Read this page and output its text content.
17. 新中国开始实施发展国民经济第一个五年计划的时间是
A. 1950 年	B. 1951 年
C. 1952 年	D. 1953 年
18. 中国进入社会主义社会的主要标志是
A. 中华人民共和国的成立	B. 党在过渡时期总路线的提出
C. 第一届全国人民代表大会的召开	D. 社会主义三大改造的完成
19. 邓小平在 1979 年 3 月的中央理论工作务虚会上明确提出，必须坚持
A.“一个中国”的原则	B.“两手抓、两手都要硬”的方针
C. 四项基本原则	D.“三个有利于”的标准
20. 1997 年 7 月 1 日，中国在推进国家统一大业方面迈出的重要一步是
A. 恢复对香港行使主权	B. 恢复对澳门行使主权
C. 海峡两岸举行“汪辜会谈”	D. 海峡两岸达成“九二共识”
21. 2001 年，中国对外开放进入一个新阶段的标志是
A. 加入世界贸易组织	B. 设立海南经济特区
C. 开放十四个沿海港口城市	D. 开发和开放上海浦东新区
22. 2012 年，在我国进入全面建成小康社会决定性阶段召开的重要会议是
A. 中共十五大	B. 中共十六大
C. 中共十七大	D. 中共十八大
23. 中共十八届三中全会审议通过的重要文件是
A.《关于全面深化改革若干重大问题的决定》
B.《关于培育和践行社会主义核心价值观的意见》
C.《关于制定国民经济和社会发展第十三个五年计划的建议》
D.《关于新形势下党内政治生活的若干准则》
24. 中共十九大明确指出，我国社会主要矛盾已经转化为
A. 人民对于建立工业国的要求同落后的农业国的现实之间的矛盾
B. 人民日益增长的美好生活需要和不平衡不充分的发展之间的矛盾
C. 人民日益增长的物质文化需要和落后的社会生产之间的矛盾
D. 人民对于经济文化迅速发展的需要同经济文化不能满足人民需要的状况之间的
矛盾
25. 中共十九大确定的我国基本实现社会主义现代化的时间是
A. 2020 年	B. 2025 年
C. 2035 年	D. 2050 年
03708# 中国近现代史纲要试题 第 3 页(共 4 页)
.....
Please restate the records in full, word for word.

Full solution
Read this page and output its text content.
17. 新中国开始实施发展国民经济第一个五年计划的时间是
A. 1950 年	B. 1951 年
C. 1952 年	D. 1953 年
18. 中国进入社会主义社会的主要标志是
A. 中华人民共和国的成立	B. 党在过渡时期总路线的提出
C. 第一届全国人民代表大会的召开	D. 社会主义三大改造的完成
19. 邓小平在 1979 年 3 月的中央理论工作务虚会上明确提出，必须坚持
A.“一个中国”的原则	B.“两手抓、两手都要硬”的方针
C. 四项基本原则	D.“三个有利于”的标准
20. 1997 年 7 月 1 日，中国在推进国家统一大业方面迈出的重要一步是
A. 恢复对香港行使主权	B. 恢复对澳门行使主权
C. 海峡两岸举行“汪辜会谈”	D. 海峡两岸达成“九二共识”
21. 2001 年，中国对外开放进入一个新阶段的标志是
A. 加入世界贸易组织	B. 设立海南经济特区
C. 开放十四个沿海港口城市	D. 开发和开放上海浦东新区
22. 2012 年，在我国进入全面建成小康社会决定性阶段召开的重要会议是
A. 中共十五大	B. 中共十六大
C. 中共十七大	D. 中共十八大
23. 中共十八届三中全会审议通过的重要文件是
A.《关于全面深化改革若干重大问题的决定》
B.《关于培育和践行社会主义核心价值观的意见》
C.《关于制定国民经济和社会发展第十三个五年计划的建议》
D.《关于新形势下党内政治生活的若干准则》
24. 中共十九大明确指出，我国社会主要矛盾已经转化为
A. 人民对于建立工业国的要求同落后的农业国的现实之间的矛盾
B. 人民日益增长的美好生活需要和不平衡不充分的发展之间的矛盾
C. 人民日益增长的物质文化需要和落后的社会生产之间的矛盾
D. 人民对于经济文化迅速发展的需要同经济文化不能满足人民需要的状况之间的
矛盾
25. 中共十九大确定的我国基本实现社会主义现代化的时间是
A. 2020 年	B. 2025 年
C. 2035 年	D. 2050 年
03708# 中国近现代史纲要试题 第 3 页(共 4 页)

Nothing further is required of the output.